* Begin Record excerpts *

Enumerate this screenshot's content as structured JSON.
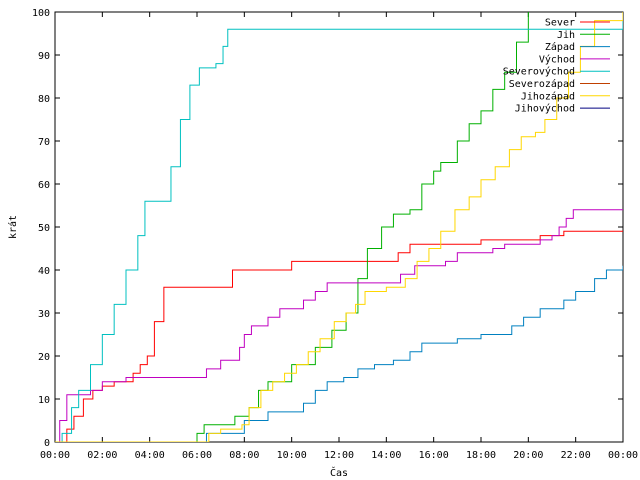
{
  "chart_data": {
    "type": "line",
    "xlabel": "Čas",
    "ylabel": "krát",
    "xlim": [
      0,
      24
    ],
    "ylim": [
      0,
      100
    ],
    "x_tick_labels": [
      "00:00",
      "02:00",
      "04:00",
      "06:00",
      "08:00",
      "10:00",
      "12:00",
      "14:00",
      "16:00",
      "18:00",
      "20:00",
      "22:00",
      "00:00"
    ],
    "y_tick_labels": [
      "0",
      "10",
      "20",
      "30",
      "40",
      "50",
      "60",
      "70",
      "80",
      "90",
      "100"
    ],
    "legend_position": "top-right",
    "grid": false,
    "series": [
      {
        "name": "Sever",
        "color": "#ff0000",
        "points": [
          [
            0,
            0
          ],
          [
            0.5,
            3
          ],
          [
            0.8,
            6
          ],
          [
            1.2,
            10
          ],
          [
            1.6,
            12
          ],
          [
            2.0,
            13
          ],
          [
            2.5,
            14
          ],
          [
            3.3,
            16
          ],
          [
            3.6,
            18
          ],
          [
            3.9,
            20
          ],
          [
            4.2,
            28
          ],
          [
            4.6,
            36
          ],
          [
            7.3,
            36
          ],
          [
            7.5,
            40
          ],
          [
            9.8,
            40
          ],
          [
            10.0,
            42
          ],
          [
            14.2,
            42
          ],
          [
            14.5,
            44
          ],
          [
            15.0,
            46
          ],
          [
            18.0,
            47
          ],
          [
            20.5,
            48
          ],
          [
            21.5,
            49
          ],
          [
            24,
            49
          ]
        ]
      },
      {
        "name": "Jih",
        "color": "#00b000",
        "points": [
          [
            0,
            0
          ],
          [
            5.8,
            0
          ],
          [
            6.0,
            2
          ],
          [
            6.3,
            4
          ],
          [
            7.4,
            4
          ],
          [
            7.6,
            6
          ],
          [
            8.2,
            8
          ],
          [
            8.6,
            12
          ],
          [
            9.0,
            14
          ],
          [
            10.0,
            18
          ],
          [
            11.0,
            22
          ],
          [
            11.7,
            26
          ],
          [
            12.3,
            30
          ],
          [
            12.8,
            38
          ],
          [
            13.2,
            45
          ],
          [
            13.8,
            50
          ],
          [
            14.3,
            53
          ],
          [
            15.0,
            54
          ],
          [
            15.5,
            60
          ],
          [
            16.0,
            63
          ],
          [
            16.3,
            65
          ],
          [
            17.0,
            70
          ],
          [
            17.5,
            74
          ],
          [
            18.0,
            77
          ],
          [
            18.5,
            82
          ],
          [
            19.0,
            86
          ],
          [
            19.5,
            93
          ],
          [
            20.0,
            100
          ]
        ]
      },
      {
        "name": "Západ",
        "color": "#0080c0",
        "points": [
          [
            0,
            0
          ],
          [
            6.0,
            0
          ],
          [
            6.4,
            2
          ],
          [
            7.5,
            2
          ],
          [
            8.0,
            5
          ],
          [
            9.0,
            7
          ],
          [
            10.5,
            9
          ],
          [
            11.0,
            12
          ],
          [
            11.5,
            14
          ],
          [
            12.2,
            15
          ],
          [
            12.8,
            17
          ],
          [
            13.5,
            18
          ],
          [
            14.3,
            19
          ],
          [
            15.0,
            21
          ],
          [
            15.5,
            23
          ],
          [
            17.0,
            24
          ],
          [
            18.0,
            25
          ],
          [
            19.3,
            27
          ],
          [
            19.8,
            29
          ],
          [
            20.5,
            31
          ],
          [
            21.5,
            33
          ],
          [
            22.0,
            35
          ],
          [
            22.8,
            38
          ],
          [
            23.3,
            40
          ],
          [
            24,
            41
          ]
        ]
      },
      {
        "name": "Východ",
        "color": "#c000c0",
        "points": [
          [
            0,
            0
          ],
          [
            0.2,
            5
          ],
          [
            0.5,
            11
          ],
          [
            1.1,
            11
          ],
          [
            1.5,
            12
          ],
          [
            2.0,
            14
          ],
          [
            3.0,
            15
          ],
          [
            6.0,
            15
          ],
          [
            6.4,
            17
          ],
          [
            7.0,
            19
          ],
          [
            7.8,
            22
          ],
          [
            8.0,
            25
          ],
          [
            8.3,
            27
          ],
          [
            9.0,
            29
          ],
          [
            9.5,
            31
          ],
          [
            10.5,
            33
          ],
          [
            11.0,
            35
          ],
          [
            11.5,
            37
          ],
          [
            14.0,
            37
          ],
          [
            14.6,
            39
          ],
          [
            15.2,
            41
          ],
          [
            16.5,
            42
          ],
          [
            17.0,
            44
          ],
          [
            18.5,
            45
          ],
          [
            19.0,
            46
          ],
          [
            20.5,
            47
          ],
          [
            21.0,
            48
          ],
          [
            21.3,
            50
          ],
          [
            21.6,
            52
          ],
          [
            21.9,
            54
          ],
          [
            24,
            54
          ]
        ]
      },
      {
        "name": "Severovýchod",
        "color": "#00c0c0",
        "points": [
          [
            0,
            0
          ],
          [
            0.3,
            2
          ],
          [
            0.7,
            8
          ],
          [
            1.0,
            12
          ],
          [
            1.5,
            18
          ],
          [
            2.0,
            25
          ],
          [
            2.5,
            32
          ],
          [
            3.0,
            40
          ],
          [
            3.5,
            48
          ],
          [
            3.8,
            56
          ],
          [
            4.5,
            56
          ],
          [
            4.9,
            64
          ],
          [
            5.3,
            75
          ],
          [
            5.7,
            83
          ],
          [
            6.1,
            87
          ],
          [
            6.8,
            88
          ],
          [
            7.1,
            92
          ],
          [
            7.3,
            96
          ],
          [
            15.0,
            96
          ],
          [
            24,
            98
          ]
        ]
      },
      {
        "name": "Severozápad",
        "color": "#c04000",
        "points": []
      },
      {
        "name": "Jihozápad",
        "color": "#ffd700",
        "points": [
          [
            0,
            0
          ],
          [
            6.1,
            0
          ],
          [
            6.5,
            2
          ],
          [
            7.0,
            3
          ],
          [
            7.9,
            4
          ],
          [
            8.2,
            8
          ],
          [
            8.7,
            12
          ],
          [
            9.2,
            14
          ],
          [
            9.7,
            16
          ],
          [
            10.2,
            18
          ],
          [
            10.7,
            21
          ],
          [
            11.2,
            24
          ],
          [
            11.8,
            28
          ],
          [
            12.3,
            30
          ],
          [
            12.7,
            32
          ],
          [
            13.1,
            35
          ],
          [
            14.0,
            36
          ],
          [
            14.8,
            38
          ],
          [
            15.3,
            42
          ],
          [
            15.8,
            45
          ],
          [
            16.3,
            49
          ],
          [
            16.9,
            54
          ],
          [
            17.5,
            57
          ],
          [
            18.0,
            61
          ],
          [
            18.6,
            64
          ],
          [
            19.2,
            68
          ],
          [
            19.7,
            71
          ],
          [
            20.3,
            72
          ],
          [
            20.7,
            75
          ],
          [
            21.2,
            80
          ],
          [
            21.7,
            86
          ],
          [
            22.2,
            92
          ],
          [
            22.8,
            98
          ],
          [
            24,
            100
          ]
        ]
      },
      {
        "name": "Jihovýchod",
        "color": "#000080",
        "points": []
      }
    ]
  }
}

* End Record excerpts *

Description of the task: Show, from the listing above, each line that contains the word "name".

Final result:
        "name": "Sever",
        "name": "Jih",
        "name": "Západ",
        "name": "Východ",
        "name": "Severovýchod",
        "name": "Severozápad",
        "name": "Jihozápad",
        "name": "Jihovýchod",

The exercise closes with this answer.